┌──

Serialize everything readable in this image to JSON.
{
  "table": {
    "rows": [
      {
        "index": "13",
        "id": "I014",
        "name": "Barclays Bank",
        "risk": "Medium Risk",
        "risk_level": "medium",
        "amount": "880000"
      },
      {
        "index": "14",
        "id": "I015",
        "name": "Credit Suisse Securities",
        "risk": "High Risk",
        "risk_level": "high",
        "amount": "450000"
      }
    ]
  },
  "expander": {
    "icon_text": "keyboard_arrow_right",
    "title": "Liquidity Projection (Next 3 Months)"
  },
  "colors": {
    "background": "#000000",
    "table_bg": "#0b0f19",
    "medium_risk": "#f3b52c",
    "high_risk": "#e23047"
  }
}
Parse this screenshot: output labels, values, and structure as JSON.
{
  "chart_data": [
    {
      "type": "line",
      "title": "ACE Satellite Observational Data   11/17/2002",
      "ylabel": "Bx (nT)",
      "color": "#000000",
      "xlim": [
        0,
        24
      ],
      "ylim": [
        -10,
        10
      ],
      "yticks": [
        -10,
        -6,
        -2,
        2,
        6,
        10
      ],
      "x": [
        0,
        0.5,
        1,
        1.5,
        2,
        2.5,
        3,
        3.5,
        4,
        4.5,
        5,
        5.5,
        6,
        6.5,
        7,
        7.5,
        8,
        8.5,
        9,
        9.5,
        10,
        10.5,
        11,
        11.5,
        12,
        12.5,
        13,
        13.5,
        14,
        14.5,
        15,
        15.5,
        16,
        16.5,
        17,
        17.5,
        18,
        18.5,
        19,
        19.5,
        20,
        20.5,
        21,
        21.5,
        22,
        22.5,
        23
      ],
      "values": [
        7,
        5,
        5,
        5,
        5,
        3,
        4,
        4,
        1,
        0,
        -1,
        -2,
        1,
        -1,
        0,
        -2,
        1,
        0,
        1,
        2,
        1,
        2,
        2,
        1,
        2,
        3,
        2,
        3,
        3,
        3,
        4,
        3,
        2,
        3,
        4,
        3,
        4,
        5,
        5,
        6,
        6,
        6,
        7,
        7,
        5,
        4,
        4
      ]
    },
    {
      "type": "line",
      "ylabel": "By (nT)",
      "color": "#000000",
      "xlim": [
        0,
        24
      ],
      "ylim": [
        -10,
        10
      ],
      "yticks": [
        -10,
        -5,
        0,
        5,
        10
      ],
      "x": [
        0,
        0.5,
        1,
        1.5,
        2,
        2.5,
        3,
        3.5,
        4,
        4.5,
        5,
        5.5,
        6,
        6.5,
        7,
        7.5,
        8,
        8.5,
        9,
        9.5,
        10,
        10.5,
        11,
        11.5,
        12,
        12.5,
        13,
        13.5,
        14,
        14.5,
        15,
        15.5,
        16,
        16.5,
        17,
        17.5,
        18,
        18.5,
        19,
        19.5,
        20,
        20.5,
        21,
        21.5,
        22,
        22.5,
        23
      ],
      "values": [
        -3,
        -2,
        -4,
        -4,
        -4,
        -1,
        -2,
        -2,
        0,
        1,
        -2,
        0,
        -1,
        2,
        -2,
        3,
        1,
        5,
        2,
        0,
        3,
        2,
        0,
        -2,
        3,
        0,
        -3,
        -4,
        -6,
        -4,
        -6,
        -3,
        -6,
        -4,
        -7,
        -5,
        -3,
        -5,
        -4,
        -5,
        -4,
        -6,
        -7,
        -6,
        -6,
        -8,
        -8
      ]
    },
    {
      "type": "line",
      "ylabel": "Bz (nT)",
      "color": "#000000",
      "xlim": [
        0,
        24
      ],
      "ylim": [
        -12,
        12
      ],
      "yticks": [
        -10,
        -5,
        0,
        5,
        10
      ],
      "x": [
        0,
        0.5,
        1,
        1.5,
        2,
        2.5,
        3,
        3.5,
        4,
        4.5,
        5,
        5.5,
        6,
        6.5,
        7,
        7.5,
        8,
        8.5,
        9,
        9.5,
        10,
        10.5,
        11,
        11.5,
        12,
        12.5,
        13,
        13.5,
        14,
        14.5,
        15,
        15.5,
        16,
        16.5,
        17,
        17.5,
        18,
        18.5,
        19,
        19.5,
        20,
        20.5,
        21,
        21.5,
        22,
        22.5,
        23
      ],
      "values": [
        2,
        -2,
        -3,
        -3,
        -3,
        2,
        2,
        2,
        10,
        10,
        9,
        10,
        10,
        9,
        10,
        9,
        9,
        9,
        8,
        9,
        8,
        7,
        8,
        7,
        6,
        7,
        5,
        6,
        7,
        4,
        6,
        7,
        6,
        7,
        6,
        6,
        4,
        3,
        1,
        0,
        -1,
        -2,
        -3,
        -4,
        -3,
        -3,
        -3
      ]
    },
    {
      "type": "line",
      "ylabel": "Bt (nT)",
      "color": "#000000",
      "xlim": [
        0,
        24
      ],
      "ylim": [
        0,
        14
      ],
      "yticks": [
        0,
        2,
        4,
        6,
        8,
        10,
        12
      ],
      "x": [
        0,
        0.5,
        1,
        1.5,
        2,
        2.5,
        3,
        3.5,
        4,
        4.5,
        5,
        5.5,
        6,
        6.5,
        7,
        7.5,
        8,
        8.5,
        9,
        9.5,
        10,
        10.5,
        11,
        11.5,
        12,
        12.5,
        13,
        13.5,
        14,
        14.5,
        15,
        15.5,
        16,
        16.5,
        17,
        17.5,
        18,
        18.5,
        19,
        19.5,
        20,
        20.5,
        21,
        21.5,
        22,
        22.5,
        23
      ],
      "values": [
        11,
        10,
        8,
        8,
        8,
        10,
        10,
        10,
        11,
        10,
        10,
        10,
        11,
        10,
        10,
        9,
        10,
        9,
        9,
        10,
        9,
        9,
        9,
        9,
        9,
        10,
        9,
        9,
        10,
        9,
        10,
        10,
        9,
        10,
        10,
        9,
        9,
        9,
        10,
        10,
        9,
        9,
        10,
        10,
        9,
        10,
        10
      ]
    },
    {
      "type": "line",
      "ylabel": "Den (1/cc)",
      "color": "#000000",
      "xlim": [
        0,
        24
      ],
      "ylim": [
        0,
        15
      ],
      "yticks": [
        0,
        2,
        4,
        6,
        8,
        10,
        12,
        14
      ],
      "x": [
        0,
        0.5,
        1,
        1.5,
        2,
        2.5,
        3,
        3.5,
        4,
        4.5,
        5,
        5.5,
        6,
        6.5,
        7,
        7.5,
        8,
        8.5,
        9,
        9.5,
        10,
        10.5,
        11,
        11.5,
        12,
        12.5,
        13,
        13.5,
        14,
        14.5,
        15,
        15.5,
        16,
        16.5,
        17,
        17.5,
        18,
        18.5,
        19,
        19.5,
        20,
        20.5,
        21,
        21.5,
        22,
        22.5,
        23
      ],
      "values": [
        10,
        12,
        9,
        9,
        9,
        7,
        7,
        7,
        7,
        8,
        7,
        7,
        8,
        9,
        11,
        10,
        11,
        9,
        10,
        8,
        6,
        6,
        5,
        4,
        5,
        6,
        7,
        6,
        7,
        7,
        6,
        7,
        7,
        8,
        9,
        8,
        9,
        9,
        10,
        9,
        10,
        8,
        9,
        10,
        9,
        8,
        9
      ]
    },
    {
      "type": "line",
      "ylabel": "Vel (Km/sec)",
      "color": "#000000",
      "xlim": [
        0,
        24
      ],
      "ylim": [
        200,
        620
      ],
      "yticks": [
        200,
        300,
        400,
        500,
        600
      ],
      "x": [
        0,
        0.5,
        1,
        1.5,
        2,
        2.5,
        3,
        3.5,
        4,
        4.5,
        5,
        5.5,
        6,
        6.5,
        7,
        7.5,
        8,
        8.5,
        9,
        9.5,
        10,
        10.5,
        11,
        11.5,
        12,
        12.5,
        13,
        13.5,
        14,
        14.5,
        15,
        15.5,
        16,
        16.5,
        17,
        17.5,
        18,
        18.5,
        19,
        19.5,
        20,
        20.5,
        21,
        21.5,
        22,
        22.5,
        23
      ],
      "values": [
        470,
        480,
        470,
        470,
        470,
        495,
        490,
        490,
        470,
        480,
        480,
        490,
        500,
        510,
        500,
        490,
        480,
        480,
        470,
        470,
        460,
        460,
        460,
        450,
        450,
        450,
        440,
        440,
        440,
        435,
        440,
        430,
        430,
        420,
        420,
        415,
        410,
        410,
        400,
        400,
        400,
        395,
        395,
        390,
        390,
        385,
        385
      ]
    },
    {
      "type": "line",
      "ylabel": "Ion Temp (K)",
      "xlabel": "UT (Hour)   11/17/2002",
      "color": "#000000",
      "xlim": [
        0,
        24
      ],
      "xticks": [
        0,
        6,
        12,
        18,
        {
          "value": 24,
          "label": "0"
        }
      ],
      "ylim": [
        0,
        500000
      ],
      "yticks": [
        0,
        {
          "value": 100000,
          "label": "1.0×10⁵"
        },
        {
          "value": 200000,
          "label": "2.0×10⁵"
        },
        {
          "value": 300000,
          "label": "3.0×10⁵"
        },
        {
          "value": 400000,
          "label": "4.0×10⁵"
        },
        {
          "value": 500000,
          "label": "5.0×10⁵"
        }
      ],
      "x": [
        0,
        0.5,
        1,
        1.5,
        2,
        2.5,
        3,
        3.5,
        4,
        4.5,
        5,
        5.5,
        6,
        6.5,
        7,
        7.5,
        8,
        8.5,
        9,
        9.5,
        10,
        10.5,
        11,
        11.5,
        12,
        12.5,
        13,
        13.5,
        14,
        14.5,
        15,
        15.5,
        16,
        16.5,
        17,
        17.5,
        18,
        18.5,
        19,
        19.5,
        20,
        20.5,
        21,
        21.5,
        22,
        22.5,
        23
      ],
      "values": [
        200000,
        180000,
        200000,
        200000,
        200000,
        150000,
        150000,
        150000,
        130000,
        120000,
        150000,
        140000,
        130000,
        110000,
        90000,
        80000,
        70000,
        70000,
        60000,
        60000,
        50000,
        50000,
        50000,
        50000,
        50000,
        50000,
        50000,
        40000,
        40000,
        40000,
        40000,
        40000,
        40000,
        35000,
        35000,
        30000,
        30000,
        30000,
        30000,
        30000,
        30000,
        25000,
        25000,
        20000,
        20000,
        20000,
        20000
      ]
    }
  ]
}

└──

Work required → Search the entries for the string "this" and collect each line that has it.

Output below →
Serialize everything readable in this image to JSON.
Parse this screenshot: output labels, values, and structure as JSON.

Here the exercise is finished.